** Begin LISTED ENTRIES **
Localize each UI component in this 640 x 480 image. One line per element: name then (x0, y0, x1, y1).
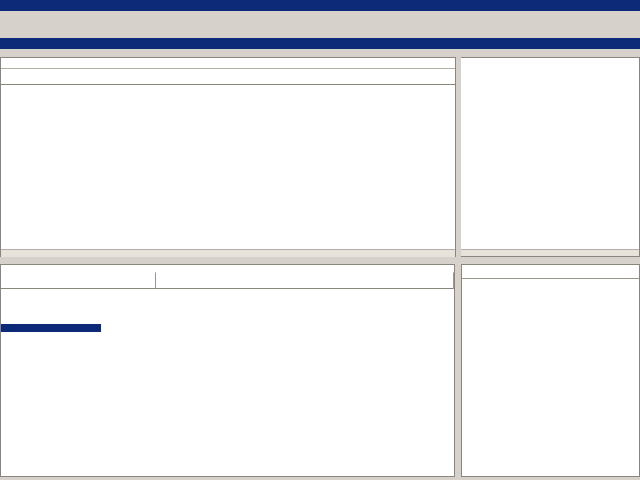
toolbar (0, 21, 640, 38)
gantt-h-scrollbar[interactable] (461, 249, 639, 257)
gantt-timescale-weeks[interactable] (461, 67, 639, 76)
gantt-header-gap (461, 58, 639, 67)
gantt-chart-area (461, 85, 639, 249)
table-header (1, 69, 455, 85)
display-options-bar[interactable] (462, 265, 639, 279)
table-body (1, 85, 455, 249)
bottom-left-gap (1, 265, 454, 272)
gantt-timescale-days[interactable] (461, 76, 639, 85)
activity-table-panel (0, 57, 456, 257)
title-bar[interactable] (0, 0, 640, 11)
table-h-scrollbar[interactable] (1, 249, 455, 257)
selected-resource-row[interactable] (1, 324, 101, 332)
bottom-left-header-cell-2[interactable] (156, 272, 454, 289)
histogram-week-axis (462, 466, 639, 477)
histogram-day-axis (462, 454, 639, 466)
histogram-chart-area (462, 279, 639, 454)
bottom-left-header-cell-1[interactable] (1, 272, 156, 289)
bottom-left-panel (0, 264, 455, 477)
application-window (0, 0, 640, 480)
horizontal-splitter[interactable] (0, 257, 640, 264)
gantt-panel (461, 57, 640, 257)
layout-bar (0, 38, 640, 49)
filter-bar[interactable] (1, 58, 455, 69)
menu-bar (0, 11, 640, 21)
resource-histogram-panel (461, 264, 640, 477)
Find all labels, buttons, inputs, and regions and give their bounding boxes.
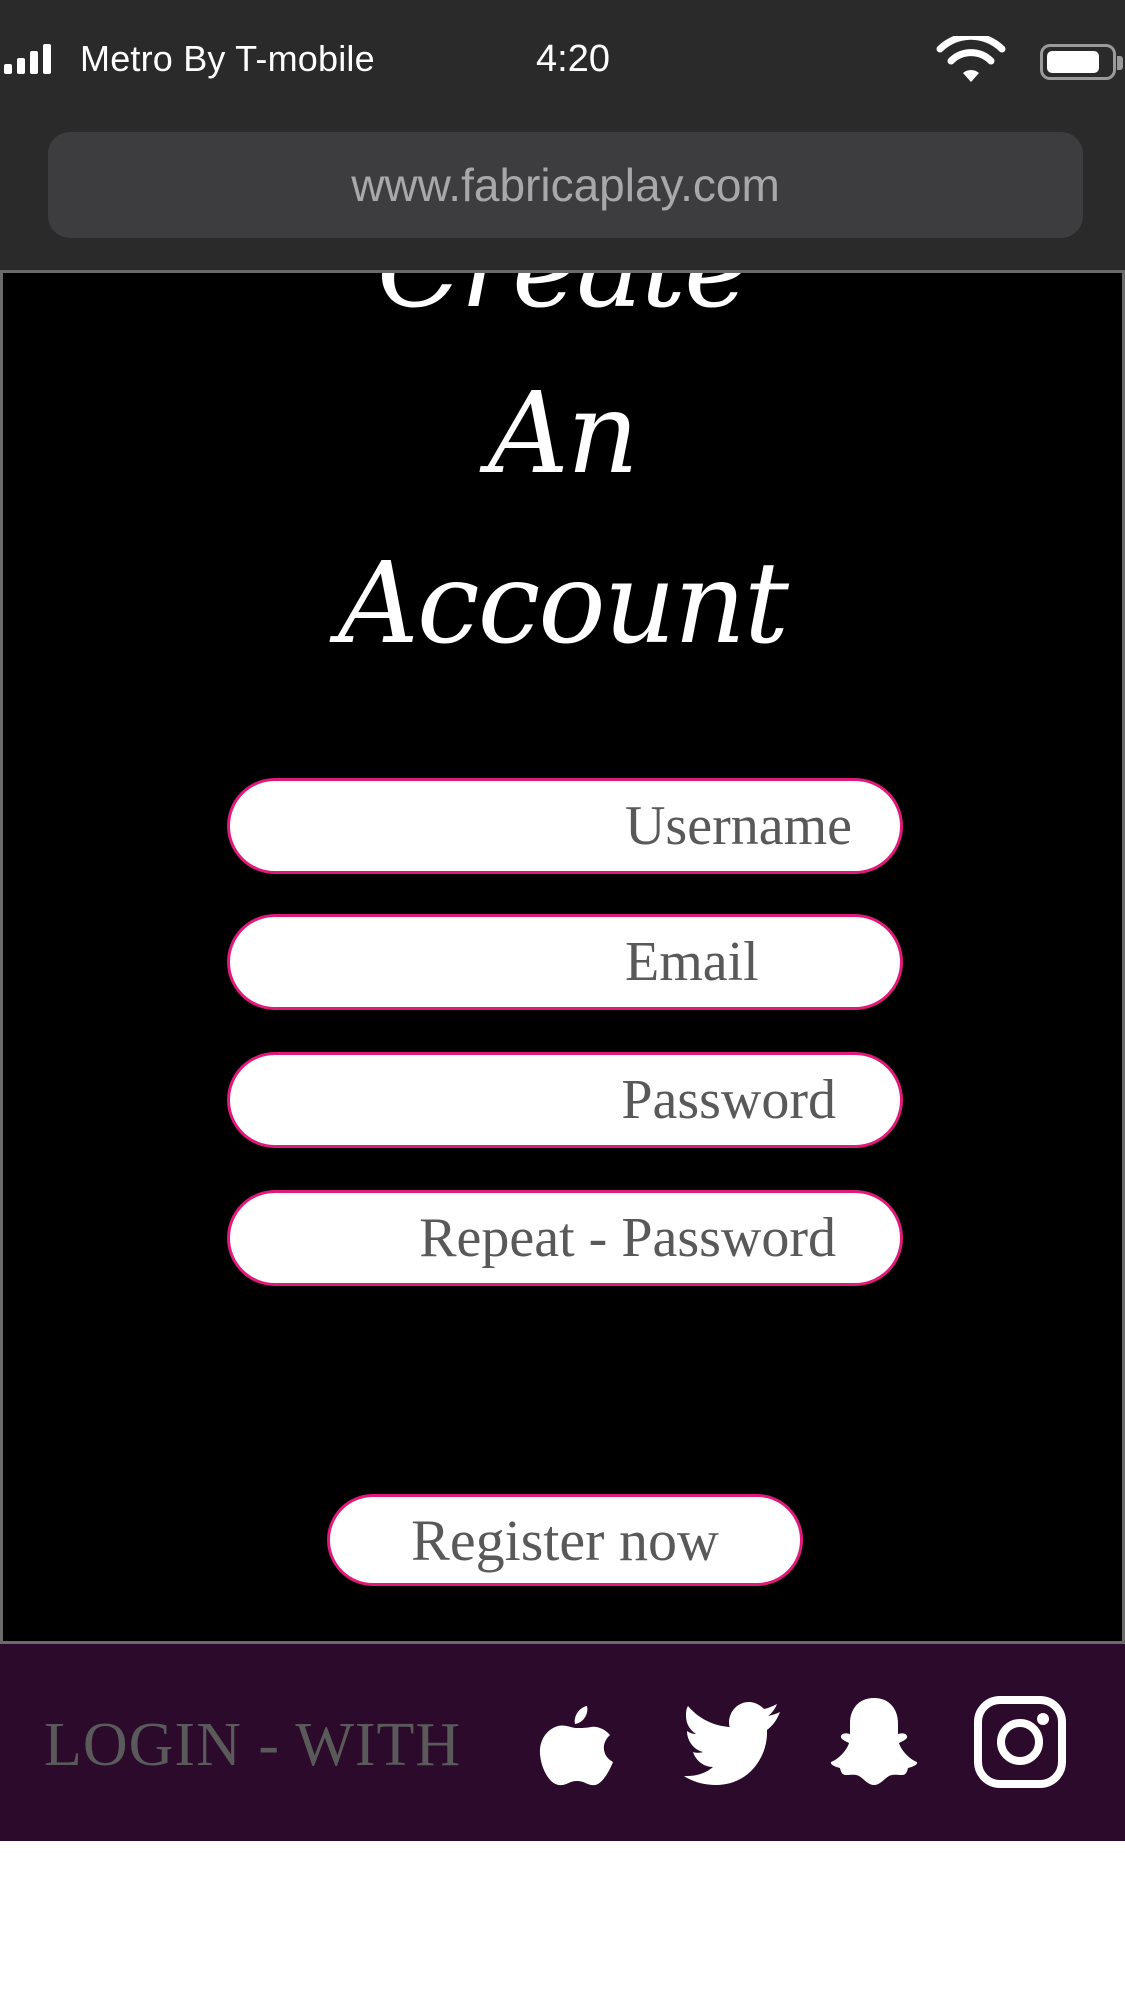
email-placeholder: Email (625, 931, 759, 993)
repeat-password-field[interactable]: Repeat - Password (227, 1190, 903, 1286)
battery-tip (1117, 56, 1123, 70)
login-with-label: LOGIN - WITH (44, 1711, 462, 1779)
carrier-name: Metro By T-mobile (80, 38, 375, 79)
title-line-an: An (487, 369, 639, 499)
password-field[interactable]: Password (227, 1052, 903, 1148)
email-field[interactable]: Email (227, 914, 903, 1010)
twitter-icon[interactable] (680, 1692, 780, 1792)
browser-toolbar: www.fabricaplay.com (0, 120, 1125, 270)
repeat-password-placeholder: Repeat - Password (419, 1207, 836, 1269)
title-line-account: Account (337, 539, 789, 669)
url-bar[interactable]: www.fabricaplay.com (48, 132, 1083, 238)
status-time: 4:20 (536, 38, 610, 80)
register-now-button[interactable]: Register now (327, 1494, 803, 1586)
password-placeholder: Password (621, 1069, 836, 1131)
signup-panel: Create An Account Username Email Passwor… (0, 270, 1125, 1644)
snapchat-icon[interactable] (824, 1692, 924, 1792)
login-with-footer: LOGIN - WITH (0, 1644, 1125, 1841)
title-line-create: Create (3, 273, 1122, 333)
instagram-icon[interactable] (970, 1692, 1070, 1792)
wifi-icon (934, 32, 1008, 91)
battery-icon (1040, 44, 1116, 80)
username-field[interactable]: Username (227, 778, 903, 874)
signal-strength-icon (4, 44, 56, 74)
status-bar: Metro By T-mobile 4:20 (0, 0, 1125, 120)
apple-icon[interactable] (527, 1692, 627, 1792)
username-placeholder: Username (624, 795, 852, 857)
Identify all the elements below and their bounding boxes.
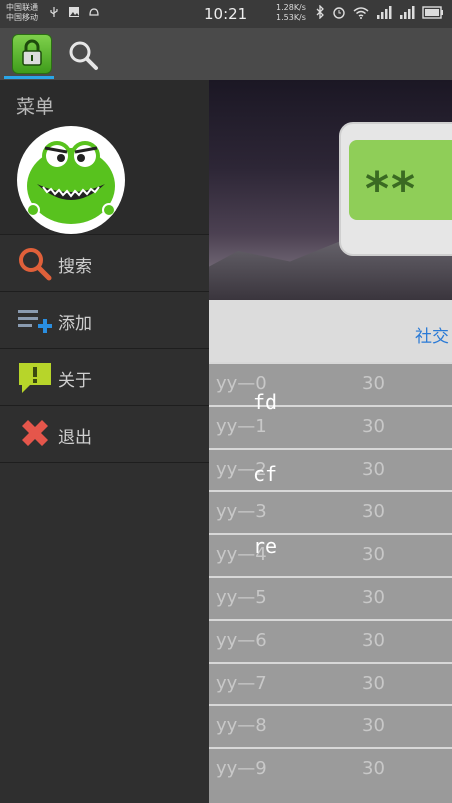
drawer-item-search[interactable]: 搜索 — [0, 235, 209, 292]
list-item-name: yy—5 — [216, 587, 267, 608]
info-icon — [19, 363, 51, 393]
usb-icon — [50, 7, 58, 17]
battery-icon — [422, 5, 443, 19]
list-item-value: 30 — [362, 458, 385, 480]
add-list-icon — [18, 310, 52, 333]
bluetooth-icon — [316, 5, 324, 19]
exit-icon — [22, 420, 48, 446]
list-item-name: yy—3 — [216, 501, 267, 523]
carrier-1: 中国联通 — [6, 3, 38, 12]
status-bar: 中国联通 中国移动 10:21 1.28K/s 1.53K/s — [0, 0, 452, 28]
banner-image: ** — [209, 80, 452, 300]
clock: 10:21 — [204, 5, 248, 23]
overlay-text-1: fd — [253, 390, 278, 414]
frog-avatar-icon — [26, 141, 116, 224]
avatar[interactable] — [17, 126, 125, 234]
list-item-name: yy—9 — [216, 758, 267, 780]
network-speed: 1.28K/s 1.53K/s — [276, 3, 306, 23]
list-item-value: 30 — [362, 415, 385, 437]
drawer-title: 菜单 — [16, 96, 55, 118]
carrier-2: 中国移动 — [6, 13, 38, 22]
lock-icon — [22, 39, 42, 66]
drawer-item-label: 退出 — [58, 428, 92, 448]
password-stars: ** — [365, 162, 418, 216]
list-item[interactable]: yy—6 30 — [209, 618, 452, 662]
image-icon — [69, 7, 79, 17]
drawer-item-add[interactable]: 添加 — [0, 292, 209, 349]
drawer-item-label: 关于 — [58, 371, 92, 391]
list-item[interactable]: yy—1 30 — [209, 404, 452, 448]
list-item-value: 30 — [362, 373, 385, 394]
list-item-name: yy—1 — [216, 415, 267, 437]
list-item[interactable]: yy—5 30 — [209, 576, 452, 619]
list-item[interactable]: yy—7 30 — [209, 661, 452, 705]
search-icon — [19, 248, 52, 281]
password-card-graphic: ** — [339, 122, 452, 256]
drawer-item-about[interactable]: 关于 — [0, 349, 209, 406]
list-item-value: 30 — [362, 715, 385, 737]
list-item[interactable]: yy—0 30 — [209, 362, 452, 405]
carrier-info: 中国联通 中国移动 — [6, 3, 38, 23]
list-item-name: yy—8 — [216, 715, 267, 737]
speed-up: 1.28K/s — [276, 3, 306, 12]
drawer-item-label: 搜索 — [58, 257, 92, 277]
action-bar — [0, 28, 452, 80]
list-item-value: 30 — [362, 758, 385, 780]
tab-social[interactable]: 社交 — [415, 322, 449, 347]
drawer-item-exit[interactable]: 退出 — [0, 406, 209, 463]
overlay-text-3: re — [253, 534, 278, 558]
list-item-value: 30 — [362, 544, 385, 566]
password-card-screen: ** — [349, 140, 452, 220]
drawer-header: 菜单 — [0, 80, 209, 235]
signal-icon-2 — [400, 5, 415, 19]
list-item-name: yy—6 — [216, 629, 267, 651]
navigation-drawer: 菜单 搜索 添加 关于 退出 — [0, 80, 209, 803]
list-item[interactable]: yy—9 30 — [209, 747, 452, 791]
notification-icons — [48, 6, 100, 18]
drawer-item-label: 添加 — [58, 314, 92, 334]
list-item[interactable]: yy—4 30 — [209, 533, 452, 577]
list-item[interactable]: yy—2 30 — [209, 447, 452, 491]
app-icon-indicator — [4, 76, 54, 79]
list-item-value: 30 — [362, 672, 385, 694]
system-icons — [315, 5, 444, 19]
overlay-text-2: cf — [253, 462, 278, 486]
alarm-icon — [333, 7, 345, 19]
speed-down: 1.53K/s — [276, 13, 306, 22]
list-item[interactable]: yy—3 30 — [209, 490, 452, 534]
list-item-value: 30 — [362, 501, 385, 523]
main-content: ** 社交 yy—0 30 yy—1 30 yy—2 30 yy—3 30 yy—4 30 yy—5… — [209, 80, 452, 803]
search-button[interactable] — [66, 38, 100, 72]
android-icon — [89, 8, 99, 16]
list-item-value: 30 — [362, 587, 385, 608]
list-item-value: 30 — [362, 629, 385, 651]
app-lock-icon[interactable] — [12, 34, 52, 74]
wifi-icon — [353, 6, 369, 19]
list-item-name: yy—7 — [216, 672, 267, 694]
tab-bar[interactable]: 社交 — [209, 300, 452, 364]
list-item[interactable]: yy—8 30 — [209, 704, 452, 748]
signal-icon-1 — [377, 5, 392, 19]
** End LISTED ENTRIES **
_WHAT IS ASKED_: Swap "twitter-icon" for "twitter-button" in the rows between the lines holding "email-placeholder: Email (625, 931, 759, 993)" and "browser-toolbar: www.fabricaplay.com (0, 120, 1125, 270)", inclusive. Write out only those rows, with everything else unchanged.

_TASK SOLUTION_:
email-placeholder: Email (625, 931, 759, 993)
repeat-password-field[interactable]: Repeat - Password (227, 1190, 903, 1286)
battery-tip (1117, 56, 1123, 70)
login-with-label: LOGIN - WITH (44, 1711, 462, 1779)
carrier-name: Metro By T-mobile (80, 38, 375, 79)
title-line-an: An (487, 369, 639, 499)
password-field[interactable]: Password (227, 1052, 903, 1148)
email-field[interactable]: Email (227, 914, 903, 1010)
twitter-button[interactable] (680, 1692, 780, 1792)
browser-toolbar: www.fabricaplay.com (0, 120, 1125, 270)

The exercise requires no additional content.